What is needed here is an exact copy of every entry.

> [RECORDS SUPPLIED]:
===

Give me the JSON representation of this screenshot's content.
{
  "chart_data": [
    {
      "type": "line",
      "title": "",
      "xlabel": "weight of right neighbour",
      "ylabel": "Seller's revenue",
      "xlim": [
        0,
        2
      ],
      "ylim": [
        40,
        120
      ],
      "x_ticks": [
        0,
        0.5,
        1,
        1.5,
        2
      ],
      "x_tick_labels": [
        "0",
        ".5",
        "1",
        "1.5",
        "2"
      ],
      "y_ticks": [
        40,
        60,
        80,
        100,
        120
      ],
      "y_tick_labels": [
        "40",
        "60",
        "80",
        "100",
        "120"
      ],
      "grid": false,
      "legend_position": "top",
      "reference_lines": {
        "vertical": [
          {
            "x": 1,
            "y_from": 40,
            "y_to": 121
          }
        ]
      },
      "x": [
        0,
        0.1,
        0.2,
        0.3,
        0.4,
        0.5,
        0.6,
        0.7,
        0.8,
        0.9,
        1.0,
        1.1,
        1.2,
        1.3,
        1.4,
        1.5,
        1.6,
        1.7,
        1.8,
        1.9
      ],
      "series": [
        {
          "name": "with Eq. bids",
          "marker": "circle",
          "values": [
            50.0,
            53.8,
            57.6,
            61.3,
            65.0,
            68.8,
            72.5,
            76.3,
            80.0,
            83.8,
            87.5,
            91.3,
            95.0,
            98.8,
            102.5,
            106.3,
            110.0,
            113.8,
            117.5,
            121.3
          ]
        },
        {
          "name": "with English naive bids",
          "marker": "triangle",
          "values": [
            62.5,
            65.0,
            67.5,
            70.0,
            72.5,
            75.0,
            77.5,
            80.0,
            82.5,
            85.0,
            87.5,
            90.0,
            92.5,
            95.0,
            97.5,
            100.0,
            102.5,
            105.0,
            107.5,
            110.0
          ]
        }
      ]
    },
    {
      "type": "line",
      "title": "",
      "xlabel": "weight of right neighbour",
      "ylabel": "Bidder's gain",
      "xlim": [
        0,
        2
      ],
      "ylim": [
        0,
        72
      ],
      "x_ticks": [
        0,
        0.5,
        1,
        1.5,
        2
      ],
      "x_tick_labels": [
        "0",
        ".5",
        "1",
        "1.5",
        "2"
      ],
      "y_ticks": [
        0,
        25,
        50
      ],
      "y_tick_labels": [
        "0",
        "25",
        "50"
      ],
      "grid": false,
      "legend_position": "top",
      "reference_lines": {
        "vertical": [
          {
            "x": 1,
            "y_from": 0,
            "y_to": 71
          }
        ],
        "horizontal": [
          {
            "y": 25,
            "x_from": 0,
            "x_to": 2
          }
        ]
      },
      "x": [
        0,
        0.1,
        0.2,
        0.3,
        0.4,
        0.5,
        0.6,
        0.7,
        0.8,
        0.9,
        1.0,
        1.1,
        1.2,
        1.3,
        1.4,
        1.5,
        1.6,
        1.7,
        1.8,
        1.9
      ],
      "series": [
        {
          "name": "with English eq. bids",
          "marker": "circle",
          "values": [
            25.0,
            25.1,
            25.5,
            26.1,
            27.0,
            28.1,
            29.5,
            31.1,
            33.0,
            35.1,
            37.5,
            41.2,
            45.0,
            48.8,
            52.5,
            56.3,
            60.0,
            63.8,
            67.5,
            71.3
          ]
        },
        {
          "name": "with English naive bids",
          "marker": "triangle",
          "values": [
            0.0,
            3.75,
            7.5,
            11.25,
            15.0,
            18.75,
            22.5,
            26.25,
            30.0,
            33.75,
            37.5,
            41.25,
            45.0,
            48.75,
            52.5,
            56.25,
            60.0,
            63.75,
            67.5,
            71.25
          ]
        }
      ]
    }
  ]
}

===

> [SOLUTION TO THE EXERCISE]:
Give me the JSON representation of this screenshot's content.
{
  "chart_data": [
    {
      "type": "line",
      "title": "",
      "xlabel": "weight of right neighbour",
      "ylabel": "Seller's revenue",
      "xlim": [
        0,
        2
      ],
      "ylim": [
        40,
        120
      ],
      "x_ticks": [
        0,
        0.5,
        1,
        1.5,
        2
      ],
      "x_tick_labels": [
        "0",
        ".5",
        "1",
        "1.5",
        "2"
      ],
      "y_ticks": [
        40,
        60,
        80,
        100,
        120
      ],
      "y_tick_labels": [
        "40",
        "60",
        "80",
        "100",
        "120"
      ],
      "grid": false,
      "legend_position": "top",
      "reference_lines": {
        "vertical": [
          {
            "x": 1,
            "y_from": 40,
            "y_to": 121
          }
        ]
      },
      "x": [
        0,
        0.1,
        0.2,
        0.3,
        0.4,
        0.5,
        0.6,
        0.7,
        0.8,
        0.9,
        1.0,
        1.1,
        1.2,
        1.3,
        1.4,
        1.5,
        1.6,
        1.7,
        1.8,
        1.9
      ],
      "series": [
        {
          "name": "with Eq. bids",
          "marker": "circle",
          "values": [
            50.0,
            53.8,
            57.6,
            61.3,
            65.0,
            68.8,
            72.5,
            76.3,
            80.0,
            83.8,
            87.5,
            91.3,
            95.0,
            98.8,
            102.5,
            106.3,
            110.0,
            113.8,
            117.5,
            121.3
          ]
        },
        {
          "name": "with English naive bids",
          "marker": "triangle",
          "values": [
            62.5,
            65.0,
            67.5,
            70.0,
            72.5,
            75.0,
            77.5,
            80.0,
            82.5,
            85.0,
            87.5,
            90.0,
            92.5,
            95.0,
            97.5,
            100.0,
            102.5,
            105.0,
            107.5,
            110.0
          ]
        }
      ]
    },
    {
      "type": "line",
      "title": "",
      "xlabel": "weight of right neighbour",
      "ylabel": "Bidder's gain",
      "xlim": [
        0,
        2
      ],
      "ylim": [
        0,
        72
      ],
      "x_ticks": [
        0,
        0.5,
        1,
        1.5,
        2
      ],
      "x_tick_labels": [
        "0",
        ".5",
        "1",
        "1.5",
        "2"
      ],
      "y_ticks": [
        0,
        25,
        50
      ],
      "y_tick_labels": [
        "0",
        "25",
        "50"
      ],
      "grid": false,
      "legend_position": "top",
      "reference_lines": {
        "vertical": [
          {
            "x": 1,
            "y_from": 0,
            "y_to": 71
          }
        ],
        "horizontal": [
          {
            "y": 25,
            "x_from": 0,
            "x_to": 2
          }
        ]
      },
      "x": [
        0,
        0.1,
        0.2,
        0.3,
        0.4,
        0.5,
        0.6,
        0.7,
        0.8,
        0.9,
        1.0,
        1.1,
        1.2,
        1.3,
        1.4,
        1.5,
        1.6,
        1.7,
        1.8,
        1.9
      ],
      "series": [
        {
          "name": "with English eq. bids",
          "marker": "circle",
          "values": [
            25.0,
            25.1,
            25.5,
            26.1,
            27.0,
            28.1,
            29.5,
            31.1,
            33.0,
            35.1,
            37.5,
            41.2,
            45.0,
            48.8,
            52.5,
            56.3,
            60.0,
            63.8,
            67.5,
            71.3
          ]
        },
        {
          "name": "with English naive bids",
          "marker": "triangle",
          "values": [
            0.0,
            3.75,
            7.5,
            11.25,
            15.0,
            18.75,
            22.5,
            26.25,
            30.0,
            33.75,
            37.5,
            41.25,
            45.0,
            48.75,
            52.5,
            56.25,
            60.0,
            63.75,
            67.5,
            71.25
          ]
        }
      ]
    }
  ]
}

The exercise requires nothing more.